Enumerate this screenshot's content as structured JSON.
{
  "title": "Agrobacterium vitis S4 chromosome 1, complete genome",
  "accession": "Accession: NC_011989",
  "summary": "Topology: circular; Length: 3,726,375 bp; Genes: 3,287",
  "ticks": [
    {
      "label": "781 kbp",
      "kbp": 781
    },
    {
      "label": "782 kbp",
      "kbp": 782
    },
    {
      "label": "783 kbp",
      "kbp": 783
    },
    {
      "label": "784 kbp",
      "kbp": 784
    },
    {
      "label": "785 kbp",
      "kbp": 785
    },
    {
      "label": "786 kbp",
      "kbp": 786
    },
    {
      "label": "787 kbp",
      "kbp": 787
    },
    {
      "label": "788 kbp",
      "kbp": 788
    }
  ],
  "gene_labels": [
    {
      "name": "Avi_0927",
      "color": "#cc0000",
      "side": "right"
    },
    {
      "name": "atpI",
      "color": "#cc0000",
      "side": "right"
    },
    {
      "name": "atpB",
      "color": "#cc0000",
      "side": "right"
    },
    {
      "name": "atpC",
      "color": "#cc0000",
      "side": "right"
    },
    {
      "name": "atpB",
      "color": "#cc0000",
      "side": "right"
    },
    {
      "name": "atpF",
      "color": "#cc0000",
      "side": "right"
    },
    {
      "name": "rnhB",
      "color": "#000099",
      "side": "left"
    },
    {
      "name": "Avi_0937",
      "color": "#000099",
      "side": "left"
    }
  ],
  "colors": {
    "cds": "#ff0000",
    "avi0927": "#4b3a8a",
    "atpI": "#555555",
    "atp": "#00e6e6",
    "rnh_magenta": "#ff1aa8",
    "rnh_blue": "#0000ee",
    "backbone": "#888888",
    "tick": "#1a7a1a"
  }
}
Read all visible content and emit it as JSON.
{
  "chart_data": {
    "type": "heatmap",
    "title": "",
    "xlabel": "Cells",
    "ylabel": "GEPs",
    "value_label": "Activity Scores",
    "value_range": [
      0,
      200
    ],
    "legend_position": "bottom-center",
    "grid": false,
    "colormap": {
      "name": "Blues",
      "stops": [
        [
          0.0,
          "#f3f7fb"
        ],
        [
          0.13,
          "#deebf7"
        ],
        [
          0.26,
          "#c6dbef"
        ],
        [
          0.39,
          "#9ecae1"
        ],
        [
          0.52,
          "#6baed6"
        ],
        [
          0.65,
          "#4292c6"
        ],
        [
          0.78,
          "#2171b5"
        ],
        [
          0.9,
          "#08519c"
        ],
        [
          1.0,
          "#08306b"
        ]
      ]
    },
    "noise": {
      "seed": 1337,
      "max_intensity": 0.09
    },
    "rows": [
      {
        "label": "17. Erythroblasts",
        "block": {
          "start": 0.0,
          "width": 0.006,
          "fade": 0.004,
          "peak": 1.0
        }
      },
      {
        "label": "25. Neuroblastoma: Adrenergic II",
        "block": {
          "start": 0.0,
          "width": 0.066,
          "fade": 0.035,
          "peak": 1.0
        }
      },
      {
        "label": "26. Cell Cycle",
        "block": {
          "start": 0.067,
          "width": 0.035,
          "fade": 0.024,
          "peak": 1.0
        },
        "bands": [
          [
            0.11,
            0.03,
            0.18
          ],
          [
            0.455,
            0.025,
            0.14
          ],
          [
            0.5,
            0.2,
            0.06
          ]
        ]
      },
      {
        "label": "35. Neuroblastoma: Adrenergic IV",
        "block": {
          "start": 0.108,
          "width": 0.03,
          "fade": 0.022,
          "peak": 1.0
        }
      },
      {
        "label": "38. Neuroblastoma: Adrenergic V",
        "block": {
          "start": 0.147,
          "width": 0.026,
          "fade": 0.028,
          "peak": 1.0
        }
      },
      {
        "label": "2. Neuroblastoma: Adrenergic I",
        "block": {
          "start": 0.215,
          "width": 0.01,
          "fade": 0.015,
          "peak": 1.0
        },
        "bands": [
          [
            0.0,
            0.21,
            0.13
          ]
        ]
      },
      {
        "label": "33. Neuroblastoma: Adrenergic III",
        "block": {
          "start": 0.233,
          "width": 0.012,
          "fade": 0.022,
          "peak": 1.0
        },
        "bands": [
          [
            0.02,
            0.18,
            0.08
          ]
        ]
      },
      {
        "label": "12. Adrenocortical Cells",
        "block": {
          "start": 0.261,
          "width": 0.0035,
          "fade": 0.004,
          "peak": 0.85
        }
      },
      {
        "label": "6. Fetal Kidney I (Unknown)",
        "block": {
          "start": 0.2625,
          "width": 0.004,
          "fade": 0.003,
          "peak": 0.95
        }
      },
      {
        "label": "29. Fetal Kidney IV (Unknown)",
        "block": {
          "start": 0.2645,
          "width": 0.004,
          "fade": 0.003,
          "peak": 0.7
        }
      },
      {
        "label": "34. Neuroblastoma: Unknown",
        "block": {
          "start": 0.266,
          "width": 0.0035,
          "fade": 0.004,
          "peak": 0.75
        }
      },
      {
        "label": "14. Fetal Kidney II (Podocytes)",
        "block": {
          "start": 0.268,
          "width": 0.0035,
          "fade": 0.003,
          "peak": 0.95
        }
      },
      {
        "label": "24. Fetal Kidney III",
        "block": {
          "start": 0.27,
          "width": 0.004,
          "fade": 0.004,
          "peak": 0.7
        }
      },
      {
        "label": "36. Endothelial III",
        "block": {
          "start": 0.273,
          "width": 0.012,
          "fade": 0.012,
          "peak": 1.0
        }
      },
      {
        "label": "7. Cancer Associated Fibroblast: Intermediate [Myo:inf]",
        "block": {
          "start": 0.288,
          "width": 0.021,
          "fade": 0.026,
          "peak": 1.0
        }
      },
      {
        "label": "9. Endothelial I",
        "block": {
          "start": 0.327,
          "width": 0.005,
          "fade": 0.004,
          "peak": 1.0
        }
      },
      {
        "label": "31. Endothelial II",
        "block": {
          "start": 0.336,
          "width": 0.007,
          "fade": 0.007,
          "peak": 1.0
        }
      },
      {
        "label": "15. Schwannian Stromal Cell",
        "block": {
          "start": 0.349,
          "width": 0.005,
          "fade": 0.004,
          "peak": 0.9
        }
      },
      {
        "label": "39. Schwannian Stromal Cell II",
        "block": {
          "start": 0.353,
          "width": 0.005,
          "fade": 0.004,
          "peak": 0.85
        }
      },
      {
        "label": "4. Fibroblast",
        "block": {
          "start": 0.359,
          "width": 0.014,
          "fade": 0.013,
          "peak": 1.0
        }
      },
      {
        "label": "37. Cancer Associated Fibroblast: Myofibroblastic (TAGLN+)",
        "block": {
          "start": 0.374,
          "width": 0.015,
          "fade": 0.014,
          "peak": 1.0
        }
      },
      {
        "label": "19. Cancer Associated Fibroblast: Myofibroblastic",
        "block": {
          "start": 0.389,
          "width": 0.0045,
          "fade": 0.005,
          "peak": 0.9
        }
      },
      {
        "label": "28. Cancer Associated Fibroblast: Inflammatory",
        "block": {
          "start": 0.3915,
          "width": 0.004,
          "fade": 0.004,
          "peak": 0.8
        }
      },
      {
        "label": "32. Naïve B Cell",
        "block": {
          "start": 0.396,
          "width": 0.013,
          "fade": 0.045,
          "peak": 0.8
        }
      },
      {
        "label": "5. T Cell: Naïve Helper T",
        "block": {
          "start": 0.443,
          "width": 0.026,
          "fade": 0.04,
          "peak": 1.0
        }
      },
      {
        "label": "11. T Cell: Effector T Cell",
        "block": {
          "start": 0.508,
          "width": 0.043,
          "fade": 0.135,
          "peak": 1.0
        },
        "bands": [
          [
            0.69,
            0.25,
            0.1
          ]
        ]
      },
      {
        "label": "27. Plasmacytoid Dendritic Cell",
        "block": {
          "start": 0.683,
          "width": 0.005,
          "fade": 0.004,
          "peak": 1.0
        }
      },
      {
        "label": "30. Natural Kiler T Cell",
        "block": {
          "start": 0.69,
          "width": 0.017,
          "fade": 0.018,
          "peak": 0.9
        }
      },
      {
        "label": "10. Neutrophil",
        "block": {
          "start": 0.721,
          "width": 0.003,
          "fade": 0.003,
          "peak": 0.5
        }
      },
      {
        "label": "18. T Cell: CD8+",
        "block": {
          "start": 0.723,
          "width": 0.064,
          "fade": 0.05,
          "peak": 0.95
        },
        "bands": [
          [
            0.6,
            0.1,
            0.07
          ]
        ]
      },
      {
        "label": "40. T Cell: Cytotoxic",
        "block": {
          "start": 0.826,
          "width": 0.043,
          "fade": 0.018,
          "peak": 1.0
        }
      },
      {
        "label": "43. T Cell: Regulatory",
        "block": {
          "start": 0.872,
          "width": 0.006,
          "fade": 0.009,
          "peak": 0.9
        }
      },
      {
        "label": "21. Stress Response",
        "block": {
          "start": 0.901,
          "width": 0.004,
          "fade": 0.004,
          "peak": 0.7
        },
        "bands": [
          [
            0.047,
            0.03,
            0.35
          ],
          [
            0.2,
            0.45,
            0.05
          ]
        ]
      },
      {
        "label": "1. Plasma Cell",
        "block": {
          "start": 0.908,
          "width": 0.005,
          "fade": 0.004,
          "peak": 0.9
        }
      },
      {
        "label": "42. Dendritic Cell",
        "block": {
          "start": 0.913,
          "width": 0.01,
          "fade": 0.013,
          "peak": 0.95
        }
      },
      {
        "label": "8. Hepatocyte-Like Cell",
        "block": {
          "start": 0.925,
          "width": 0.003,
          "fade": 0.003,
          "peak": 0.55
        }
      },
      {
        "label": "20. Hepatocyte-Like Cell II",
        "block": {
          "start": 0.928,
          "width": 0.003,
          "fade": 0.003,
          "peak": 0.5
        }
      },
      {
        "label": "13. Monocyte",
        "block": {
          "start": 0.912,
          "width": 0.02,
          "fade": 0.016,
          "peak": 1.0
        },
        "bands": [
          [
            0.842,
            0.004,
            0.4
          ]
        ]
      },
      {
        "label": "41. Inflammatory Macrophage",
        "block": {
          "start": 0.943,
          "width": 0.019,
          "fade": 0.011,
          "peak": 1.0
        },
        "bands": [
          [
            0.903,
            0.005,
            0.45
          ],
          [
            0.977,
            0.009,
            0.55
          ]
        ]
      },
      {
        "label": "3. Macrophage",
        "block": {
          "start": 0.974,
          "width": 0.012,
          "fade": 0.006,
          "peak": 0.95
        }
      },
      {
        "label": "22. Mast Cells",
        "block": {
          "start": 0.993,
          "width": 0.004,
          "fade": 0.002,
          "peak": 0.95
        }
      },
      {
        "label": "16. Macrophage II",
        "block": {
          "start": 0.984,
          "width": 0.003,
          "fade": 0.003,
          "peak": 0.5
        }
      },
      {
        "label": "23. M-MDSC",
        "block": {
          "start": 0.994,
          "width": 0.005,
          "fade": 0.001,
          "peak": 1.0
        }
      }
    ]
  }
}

_HOW TO COMPLETE THIS TASK_.
Find the word "Fibroblast" in the listing above. Copy each line where it appears.

_SOLUTION BELOW_.
        "label": "7. Cancer Associated Fibroblast: Intermediate [Myo:inf]",
        "label": "4. Fibroblast",
        "label": "37. Cancer Associated Fibroblast: Myofibroblastic (TAGLN+)",
        "label": "19. Cancer Associated Fibroblast: Myofibroblastic",
        "label": "28. Cancer Associated Fibroblast: Inflammatory",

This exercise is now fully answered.